# Given request
Extract, from the listing that follows, each line containing the word "cycled".
+++ Dataset content
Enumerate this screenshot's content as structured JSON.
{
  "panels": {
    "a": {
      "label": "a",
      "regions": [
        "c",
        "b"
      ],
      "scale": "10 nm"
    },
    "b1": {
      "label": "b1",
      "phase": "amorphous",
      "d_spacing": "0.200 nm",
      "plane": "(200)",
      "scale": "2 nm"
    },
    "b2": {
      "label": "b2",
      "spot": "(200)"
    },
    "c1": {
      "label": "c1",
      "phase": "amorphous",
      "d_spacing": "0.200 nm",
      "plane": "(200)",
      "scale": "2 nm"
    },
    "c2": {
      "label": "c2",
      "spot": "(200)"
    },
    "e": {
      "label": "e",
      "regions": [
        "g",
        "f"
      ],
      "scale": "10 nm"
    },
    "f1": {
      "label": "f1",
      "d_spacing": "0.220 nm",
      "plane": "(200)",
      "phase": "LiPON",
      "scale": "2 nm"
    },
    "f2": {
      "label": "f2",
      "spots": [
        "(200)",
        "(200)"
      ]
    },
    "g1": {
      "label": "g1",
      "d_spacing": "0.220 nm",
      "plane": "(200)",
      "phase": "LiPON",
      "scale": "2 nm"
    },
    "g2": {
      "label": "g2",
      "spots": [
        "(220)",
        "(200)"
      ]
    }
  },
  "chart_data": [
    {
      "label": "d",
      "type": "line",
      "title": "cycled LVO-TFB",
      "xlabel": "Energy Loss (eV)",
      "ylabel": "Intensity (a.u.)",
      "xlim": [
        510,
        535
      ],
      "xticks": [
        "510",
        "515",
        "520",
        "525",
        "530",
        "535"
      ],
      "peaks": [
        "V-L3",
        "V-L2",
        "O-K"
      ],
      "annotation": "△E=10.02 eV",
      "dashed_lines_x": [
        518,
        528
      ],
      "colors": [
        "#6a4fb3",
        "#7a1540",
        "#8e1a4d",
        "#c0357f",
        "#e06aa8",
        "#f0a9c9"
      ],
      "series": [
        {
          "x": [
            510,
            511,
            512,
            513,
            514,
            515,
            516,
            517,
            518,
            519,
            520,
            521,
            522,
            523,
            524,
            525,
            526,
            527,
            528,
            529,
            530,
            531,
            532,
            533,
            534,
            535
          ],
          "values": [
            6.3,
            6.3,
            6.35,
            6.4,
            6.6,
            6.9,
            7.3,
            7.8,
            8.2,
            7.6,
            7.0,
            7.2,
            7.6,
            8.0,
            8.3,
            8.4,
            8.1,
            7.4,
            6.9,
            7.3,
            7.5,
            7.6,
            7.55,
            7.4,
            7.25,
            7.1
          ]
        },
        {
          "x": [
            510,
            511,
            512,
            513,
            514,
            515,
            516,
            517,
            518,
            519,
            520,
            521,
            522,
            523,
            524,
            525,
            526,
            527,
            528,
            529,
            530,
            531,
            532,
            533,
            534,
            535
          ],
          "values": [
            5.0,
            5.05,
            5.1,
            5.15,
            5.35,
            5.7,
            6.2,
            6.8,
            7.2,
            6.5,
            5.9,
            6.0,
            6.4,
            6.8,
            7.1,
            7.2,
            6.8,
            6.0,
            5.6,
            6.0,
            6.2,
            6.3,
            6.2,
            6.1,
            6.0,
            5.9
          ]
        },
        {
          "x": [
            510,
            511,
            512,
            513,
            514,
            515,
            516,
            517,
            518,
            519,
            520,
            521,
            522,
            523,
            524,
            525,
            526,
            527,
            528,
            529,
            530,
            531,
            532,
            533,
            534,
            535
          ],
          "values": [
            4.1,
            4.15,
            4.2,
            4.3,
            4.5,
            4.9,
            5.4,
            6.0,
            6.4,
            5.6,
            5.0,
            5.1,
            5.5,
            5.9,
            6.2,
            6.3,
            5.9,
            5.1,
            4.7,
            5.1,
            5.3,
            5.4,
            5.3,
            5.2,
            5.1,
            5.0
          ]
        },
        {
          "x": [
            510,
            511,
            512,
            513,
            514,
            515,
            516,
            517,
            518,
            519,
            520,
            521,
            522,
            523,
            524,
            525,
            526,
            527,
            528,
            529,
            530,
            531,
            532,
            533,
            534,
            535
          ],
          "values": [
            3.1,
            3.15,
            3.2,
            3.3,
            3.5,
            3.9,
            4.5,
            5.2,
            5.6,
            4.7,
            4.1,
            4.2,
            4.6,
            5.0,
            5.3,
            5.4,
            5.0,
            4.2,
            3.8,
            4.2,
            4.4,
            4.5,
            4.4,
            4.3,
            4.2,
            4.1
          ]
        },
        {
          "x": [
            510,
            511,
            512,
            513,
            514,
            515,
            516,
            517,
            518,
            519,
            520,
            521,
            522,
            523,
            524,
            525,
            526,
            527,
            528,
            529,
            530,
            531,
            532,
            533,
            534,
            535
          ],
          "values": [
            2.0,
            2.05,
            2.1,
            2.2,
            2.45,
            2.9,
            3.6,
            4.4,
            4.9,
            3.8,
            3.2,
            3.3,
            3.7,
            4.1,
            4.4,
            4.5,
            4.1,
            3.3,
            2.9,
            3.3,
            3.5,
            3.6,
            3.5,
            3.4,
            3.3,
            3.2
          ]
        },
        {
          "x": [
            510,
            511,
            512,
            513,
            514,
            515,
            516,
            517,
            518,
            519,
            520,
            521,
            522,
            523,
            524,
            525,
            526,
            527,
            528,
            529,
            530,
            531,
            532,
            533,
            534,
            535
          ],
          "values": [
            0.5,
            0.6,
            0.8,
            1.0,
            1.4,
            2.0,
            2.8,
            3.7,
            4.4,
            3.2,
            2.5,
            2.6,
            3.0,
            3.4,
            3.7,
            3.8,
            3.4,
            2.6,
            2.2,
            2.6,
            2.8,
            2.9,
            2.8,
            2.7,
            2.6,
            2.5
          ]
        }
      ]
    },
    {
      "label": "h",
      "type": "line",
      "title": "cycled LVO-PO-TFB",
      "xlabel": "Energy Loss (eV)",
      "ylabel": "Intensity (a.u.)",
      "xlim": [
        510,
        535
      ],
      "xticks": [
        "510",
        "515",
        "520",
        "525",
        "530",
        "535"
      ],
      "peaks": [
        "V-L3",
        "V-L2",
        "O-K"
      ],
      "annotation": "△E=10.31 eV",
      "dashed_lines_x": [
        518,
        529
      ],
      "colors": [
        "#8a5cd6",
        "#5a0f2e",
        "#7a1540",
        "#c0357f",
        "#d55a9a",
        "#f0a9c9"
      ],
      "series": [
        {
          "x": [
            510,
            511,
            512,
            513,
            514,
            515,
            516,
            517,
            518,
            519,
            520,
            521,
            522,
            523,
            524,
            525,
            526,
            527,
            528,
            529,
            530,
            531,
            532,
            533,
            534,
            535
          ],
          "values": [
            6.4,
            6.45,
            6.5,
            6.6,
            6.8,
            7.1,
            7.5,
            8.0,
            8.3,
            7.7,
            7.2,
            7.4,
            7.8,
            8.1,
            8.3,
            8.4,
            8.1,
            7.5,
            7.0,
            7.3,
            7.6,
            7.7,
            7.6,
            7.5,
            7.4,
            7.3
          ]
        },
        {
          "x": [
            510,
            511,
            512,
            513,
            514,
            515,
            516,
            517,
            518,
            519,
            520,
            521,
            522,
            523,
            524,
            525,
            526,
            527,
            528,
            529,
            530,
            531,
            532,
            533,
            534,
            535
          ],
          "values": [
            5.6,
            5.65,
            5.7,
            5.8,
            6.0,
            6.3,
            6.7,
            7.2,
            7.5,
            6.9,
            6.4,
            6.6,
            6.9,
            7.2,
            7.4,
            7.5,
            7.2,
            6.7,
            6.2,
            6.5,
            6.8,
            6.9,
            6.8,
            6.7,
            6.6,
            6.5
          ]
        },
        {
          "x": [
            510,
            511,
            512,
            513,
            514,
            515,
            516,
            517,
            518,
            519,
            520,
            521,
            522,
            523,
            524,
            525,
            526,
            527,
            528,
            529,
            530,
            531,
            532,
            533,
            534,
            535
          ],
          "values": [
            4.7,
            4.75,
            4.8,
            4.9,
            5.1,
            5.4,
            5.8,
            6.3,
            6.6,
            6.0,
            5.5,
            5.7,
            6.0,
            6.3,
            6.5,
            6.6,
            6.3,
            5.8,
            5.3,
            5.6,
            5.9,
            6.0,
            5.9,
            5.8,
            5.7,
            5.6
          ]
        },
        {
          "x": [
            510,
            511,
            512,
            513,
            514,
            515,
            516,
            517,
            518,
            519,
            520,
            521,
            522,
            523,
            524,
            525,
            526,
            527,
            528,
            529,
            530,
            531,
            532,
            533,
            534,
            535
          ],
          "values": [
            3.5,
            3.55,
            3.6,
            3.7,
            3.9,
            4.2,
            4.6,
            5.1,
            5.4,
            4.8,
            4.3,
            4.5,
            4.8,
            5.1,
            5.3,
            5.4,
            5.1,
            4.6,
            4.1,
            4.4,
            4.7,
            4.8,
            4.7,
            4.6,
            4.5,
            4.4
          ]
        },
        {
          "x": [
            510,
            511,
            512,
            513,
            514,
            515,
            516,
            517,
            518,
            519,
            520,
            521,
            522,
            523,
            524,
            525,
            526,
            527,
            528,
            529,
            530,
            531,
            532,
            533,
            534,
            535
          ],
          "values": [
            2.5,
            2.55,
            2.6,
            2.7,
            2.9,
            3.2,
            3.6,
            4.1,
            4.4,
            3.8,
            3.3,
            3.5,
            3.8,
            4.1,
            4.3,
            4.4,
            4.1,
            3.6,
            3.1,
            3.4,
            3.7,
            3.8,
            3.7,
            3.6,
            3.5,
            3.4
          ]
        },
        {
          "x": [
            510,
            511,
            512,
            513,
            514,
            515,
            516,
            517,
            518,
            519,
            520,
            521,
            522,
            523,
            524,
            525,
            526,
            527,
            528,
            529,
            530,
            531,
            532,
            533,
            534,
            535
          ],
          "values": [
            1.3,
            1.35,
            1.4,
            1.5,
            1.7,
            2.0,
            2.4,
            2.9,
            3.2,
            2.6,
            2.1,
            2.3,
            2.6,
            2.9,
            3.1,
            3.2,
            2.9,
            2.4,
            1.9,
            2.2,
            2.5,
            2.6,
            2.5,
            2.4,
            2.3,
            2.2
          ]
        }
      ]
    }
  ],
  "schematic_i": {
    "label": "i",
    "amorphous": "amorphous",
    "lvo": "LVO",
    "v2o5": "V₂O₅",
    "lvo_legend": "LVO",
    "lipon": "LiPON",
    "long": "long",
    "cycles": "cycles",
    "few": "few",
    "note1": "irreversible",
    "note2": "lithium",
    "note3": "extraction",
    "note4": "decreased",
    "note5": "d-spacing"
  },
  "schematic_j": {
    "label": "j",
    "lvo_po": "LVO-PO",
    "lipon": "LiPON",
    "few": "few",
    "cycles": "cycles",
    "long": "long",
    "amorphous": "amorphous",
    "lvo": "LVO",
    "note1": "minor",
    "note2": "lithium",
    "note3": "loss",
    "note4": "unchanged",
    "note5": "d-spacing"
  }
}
++++++
# Output below
      "title": "cycled LVO-TFB",
      "title": "cycled LVO-PO-TFB",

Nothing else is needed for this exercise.